===== Information given

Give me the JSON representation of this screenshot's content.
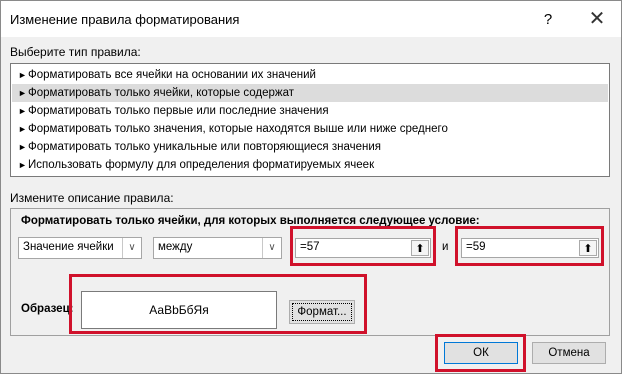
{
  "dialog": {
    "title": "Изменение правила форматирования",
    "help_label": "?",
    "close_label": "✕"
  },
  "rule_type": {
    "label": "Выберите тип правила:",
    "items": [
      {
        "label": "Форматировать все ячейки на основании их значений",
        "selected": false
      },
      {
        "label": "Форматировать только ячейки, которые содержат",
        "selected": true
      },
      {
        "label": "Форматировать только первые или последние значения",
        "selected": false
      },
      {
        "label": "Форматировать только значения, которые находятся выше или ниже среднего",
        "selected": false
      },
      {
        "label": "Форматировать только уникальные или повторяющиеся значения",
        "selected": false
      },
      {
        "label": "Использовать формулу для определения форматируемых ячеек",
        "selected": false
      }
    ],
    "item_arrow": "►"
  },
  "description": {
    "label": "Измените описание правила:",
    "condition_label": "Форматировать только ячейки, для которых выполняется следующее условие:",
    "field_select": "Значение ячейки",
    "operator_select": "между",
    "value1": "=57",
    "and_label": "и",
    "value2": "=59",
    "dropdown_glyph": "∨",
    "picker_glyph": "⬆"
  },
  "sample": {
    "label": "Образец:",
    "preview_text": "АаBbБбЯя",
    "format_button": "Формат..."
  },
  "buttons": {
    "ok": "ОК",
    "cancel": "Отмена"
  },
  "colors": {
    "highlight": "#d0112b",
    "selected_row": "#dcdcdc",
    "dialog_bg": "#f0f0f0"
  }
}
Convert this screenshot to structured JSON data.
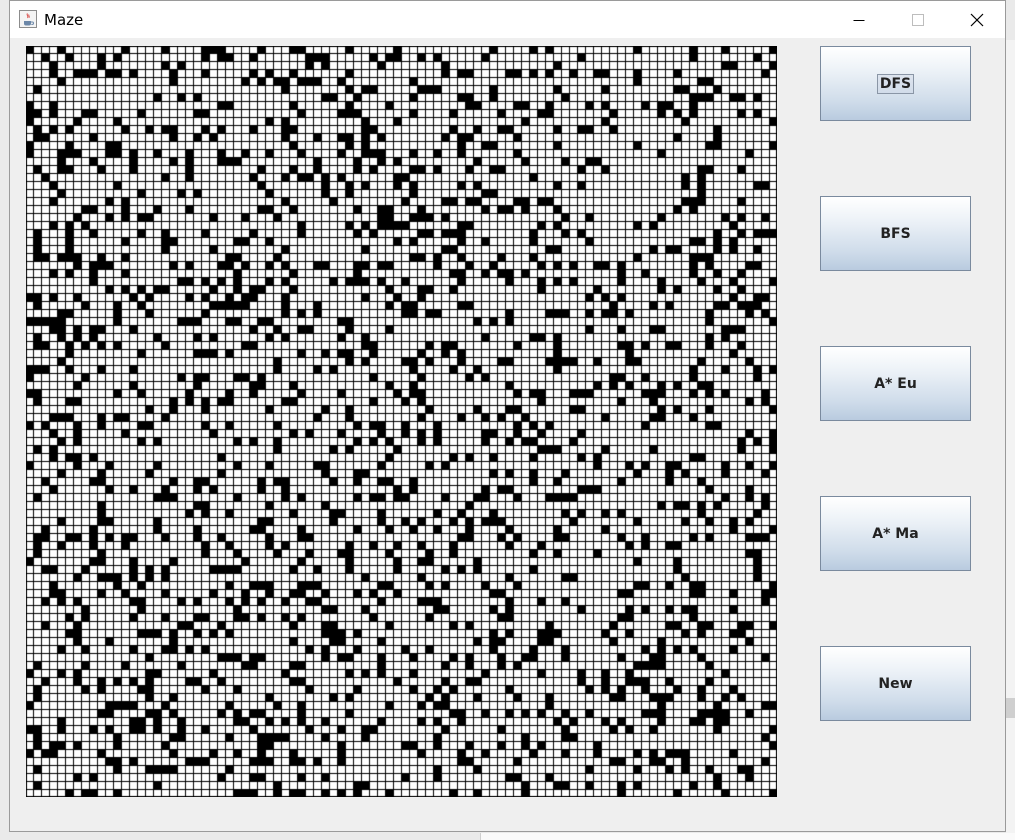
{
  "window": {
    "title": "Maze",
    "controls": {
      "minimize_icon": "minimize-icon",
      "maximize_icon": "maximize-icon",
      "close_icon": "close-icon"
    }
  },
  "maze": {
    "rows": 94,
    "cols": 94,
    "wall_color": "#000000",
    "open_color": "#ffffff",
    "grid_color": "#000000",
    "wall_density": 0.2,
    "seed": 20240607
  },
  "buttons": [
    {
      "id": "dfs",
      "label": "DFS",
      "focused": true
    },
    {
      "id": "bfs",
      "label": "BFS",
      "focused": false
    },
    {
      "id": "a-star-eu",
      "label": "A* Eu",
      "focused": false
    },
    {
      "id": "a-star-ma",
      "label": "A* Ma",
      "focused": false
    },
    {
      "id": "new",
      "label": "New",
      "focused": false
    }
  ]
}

==========

Reply with nothing but the number of lines that contain the word "значения".

_Result of this exercise_
3